BRIEF
Extract every line that contains the string "million".
>> Start
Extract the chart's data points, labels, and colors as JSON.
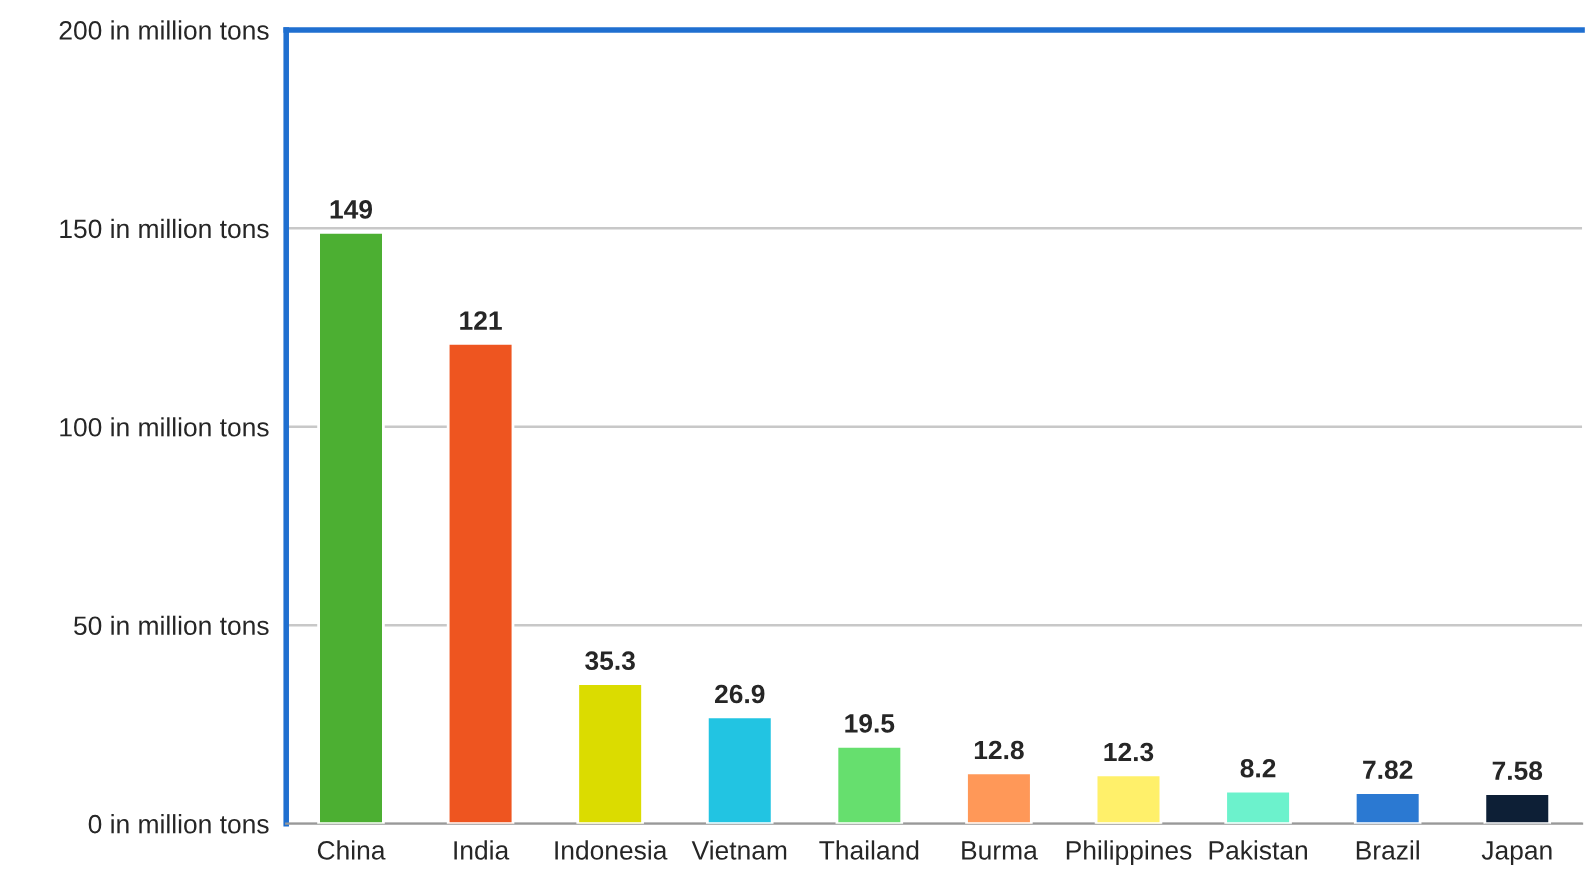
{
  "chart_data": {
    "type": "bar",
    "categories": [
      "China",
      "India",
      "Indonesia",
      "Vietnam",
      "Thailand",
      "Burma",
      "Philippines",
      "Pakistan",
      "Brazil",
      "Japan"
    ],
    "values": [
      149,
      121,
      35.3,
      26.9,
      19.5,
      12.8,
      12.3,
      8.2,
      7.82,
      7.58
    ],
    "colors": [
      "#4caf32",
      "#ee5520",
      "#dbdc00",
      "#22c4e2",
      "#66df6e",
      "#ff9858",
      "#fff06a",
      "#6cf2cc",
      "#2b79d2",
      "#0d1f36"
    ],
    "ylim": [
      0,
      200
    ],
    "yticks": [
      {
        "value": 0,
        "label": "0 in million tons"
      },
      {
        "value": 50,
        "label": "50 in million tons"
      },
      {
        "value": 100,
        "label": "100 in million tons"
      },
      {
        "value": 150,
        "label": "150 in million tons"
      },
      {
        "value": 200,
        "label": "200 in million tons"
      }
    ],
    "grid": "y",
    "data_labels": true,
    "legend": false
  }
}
>> End
RESULT FOR THIS EXERCISE
        "label": "0 in million tons"
        "label": "50 in million tons"
        "label": "100 in million tons"
        "label": "150 in million tons"
        "label": "200 in million tons"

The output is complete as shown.